__YOUR OBJECTIVE__. Please retype the records below exactly, leaving out any pictures.

▶

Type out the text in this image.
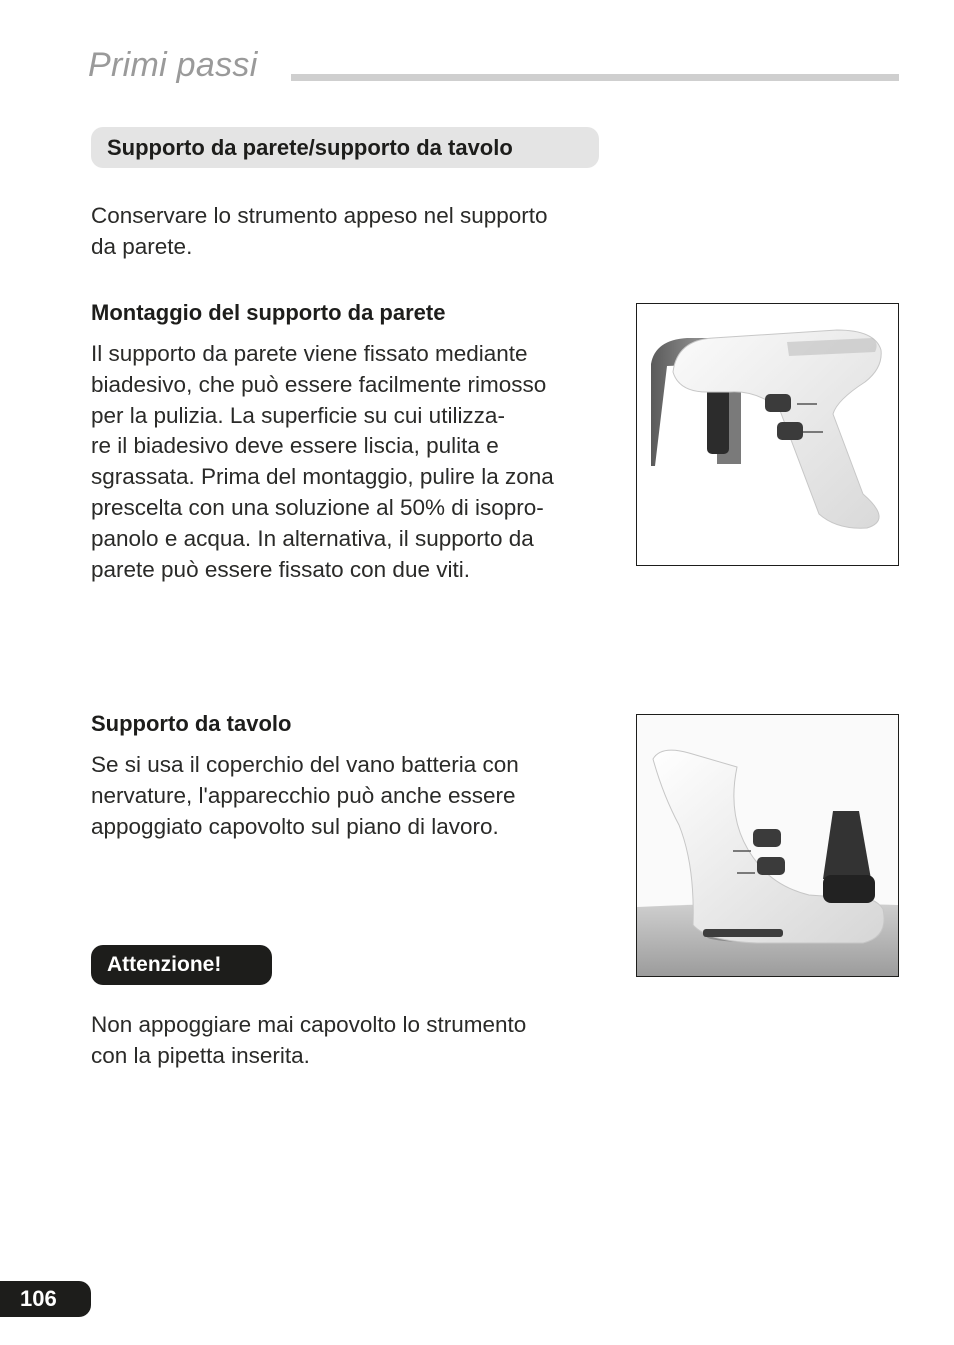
Primi passi
Supporto da parete/supporto da tavolo

Conservare lo strumento appeso nel supporto

da parete.

Montaggio del supporto da parete

Il supporto da parete viene fissato mediante

biadesivo, che può essere facilmente rimosso

per la pulizia. La superficie su cui utilizza-

re il biadesivo deve essere liscia, pulita e

sgrassata. Prima del montaggio, pulire la zona

prescelta con una soluzione al 50% di isopro-

panolo e acqua. In alternativa, il supporto da

parete può essere fissato con due viti.

Supporto da tavolo

Se si usa il coperchio del vano batteria con

nervature, l'apparecchio può anche essere

appoggiato capovolto sul piano di lavoro.

Attenzione!

Non appoggiare mai capovolto lo strumento

con la pipetta inserita.

106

◀

__RESULT BELOW__.
Type out the text in this image.
Primi passi
Supporto da parete/supporto da tavolo

Conservare lo strumento appeso nel supporto

da parete.

Montaggio del supporto da parete

Il supporto da parete viene fissato mediante

biadesivo, che può essere facilmente rimosso

per la pulizia. La superficie su cui utilizza-

re il biadesivo deve essere liscia, pulita e

sgrassata. Prima del montaggio, pulire la zona

prescelta con una soluzione al 50% di isopro-

panolo e acqua. In alternativa, il supporto da

parete può essere fissato con due viti.

Supporto da tavolo

Se si usa il coperchio del vano batteria con

nervature, l'apparecchio può anche essere

appoggiato capovolto sul piano di lavoro.

Attenzione!

Non appoggiare mai capovolto lo strumento

con la pipetta inserita.

106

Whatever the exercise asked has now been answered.